**SET EXERCISE:** Track down each line that has the word "Artists" and copy it.

**DATA LINES:**
────────────────
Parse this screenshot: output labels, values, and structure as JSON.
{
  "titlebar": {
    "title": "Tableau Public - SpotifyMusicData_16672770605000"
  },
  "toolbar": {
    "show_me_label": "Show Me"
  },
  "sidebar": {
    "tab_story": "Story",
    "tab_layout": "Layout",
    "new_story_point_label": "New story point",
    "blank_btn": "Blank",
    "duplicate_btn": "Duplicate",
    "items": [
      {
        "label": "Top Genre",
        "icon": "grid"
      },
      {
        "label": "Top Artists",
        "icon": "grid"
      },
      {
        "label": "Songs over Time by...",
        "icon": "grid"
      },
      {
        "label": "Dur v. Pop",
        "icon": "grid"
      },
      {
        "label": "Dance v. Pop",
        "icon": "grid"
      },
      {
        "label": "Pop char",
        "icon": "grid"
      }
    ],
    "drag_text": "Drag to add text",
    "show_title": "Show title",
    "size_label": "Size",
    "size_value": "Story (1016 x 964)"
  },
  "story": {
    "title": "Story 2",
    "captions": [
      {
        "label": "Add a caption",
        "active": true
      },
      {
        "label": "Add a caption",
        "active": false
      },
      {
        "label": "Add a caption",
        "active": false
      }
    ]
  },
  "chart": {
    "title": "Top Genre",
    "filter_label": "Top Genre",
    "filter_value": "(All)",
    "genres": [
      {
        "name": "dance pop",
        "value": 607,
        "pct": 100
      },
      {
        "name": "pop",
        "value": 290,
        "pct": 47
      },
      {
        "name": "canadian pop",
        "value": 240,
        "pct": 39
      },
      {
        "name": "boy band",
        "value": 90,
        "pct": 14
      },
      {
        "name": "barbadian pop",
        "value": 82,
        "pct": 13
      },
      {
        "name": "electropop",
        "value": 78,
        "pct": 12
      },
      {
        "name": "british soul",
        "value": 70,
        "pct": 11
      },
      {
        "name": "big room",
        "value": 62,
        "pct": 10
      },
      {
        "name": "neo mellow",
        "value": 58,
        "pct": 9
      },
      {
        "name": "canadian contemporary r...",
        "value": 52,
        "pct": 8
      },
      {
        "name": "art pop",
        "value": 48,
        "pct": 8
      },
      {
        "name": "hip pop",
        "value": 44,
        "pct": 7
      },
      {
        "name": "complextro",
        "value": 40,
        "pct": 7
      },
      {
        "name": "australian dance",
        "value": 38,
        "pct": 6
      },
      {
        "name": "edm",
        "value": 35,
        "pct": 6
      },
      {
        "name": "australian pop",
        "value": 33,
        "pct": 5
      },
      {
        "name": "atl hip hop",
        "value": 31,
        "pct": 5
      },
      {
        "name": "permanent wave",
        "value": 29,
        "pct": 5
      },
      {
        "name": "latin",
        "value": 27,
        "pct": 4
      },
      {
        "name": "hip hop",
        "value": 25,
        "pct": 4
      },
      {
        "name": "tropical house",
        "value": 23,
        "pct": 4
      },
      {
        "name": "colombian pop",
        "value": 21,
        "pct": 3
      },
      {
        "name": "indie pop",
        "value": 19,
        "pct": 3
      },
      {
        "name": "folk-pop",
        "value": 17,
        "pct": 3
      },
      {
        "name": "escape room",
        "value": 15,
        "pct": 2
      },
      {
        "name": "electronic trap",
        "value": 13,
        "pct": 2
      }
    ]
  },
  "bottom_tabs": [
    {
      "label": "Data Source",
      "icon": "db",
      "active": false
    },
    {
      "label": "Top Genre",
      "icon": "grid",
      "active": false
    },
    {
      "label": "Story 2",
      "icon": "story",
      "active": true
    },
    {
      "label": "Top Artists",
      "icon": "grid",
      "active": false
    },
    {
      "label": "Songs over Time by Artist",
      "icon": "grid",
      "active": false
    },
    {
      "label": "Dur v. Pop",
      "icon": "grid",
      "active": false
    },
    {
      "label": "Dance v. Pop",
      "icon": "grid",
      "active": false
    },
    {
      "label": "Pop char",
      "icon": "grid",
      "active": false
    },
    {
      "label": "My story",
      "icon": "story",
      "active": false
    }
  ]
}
────────────────
**ANSWER TO THIS PROBLEM:**
        "label": "Top Artists",
      "label": "Top Artists",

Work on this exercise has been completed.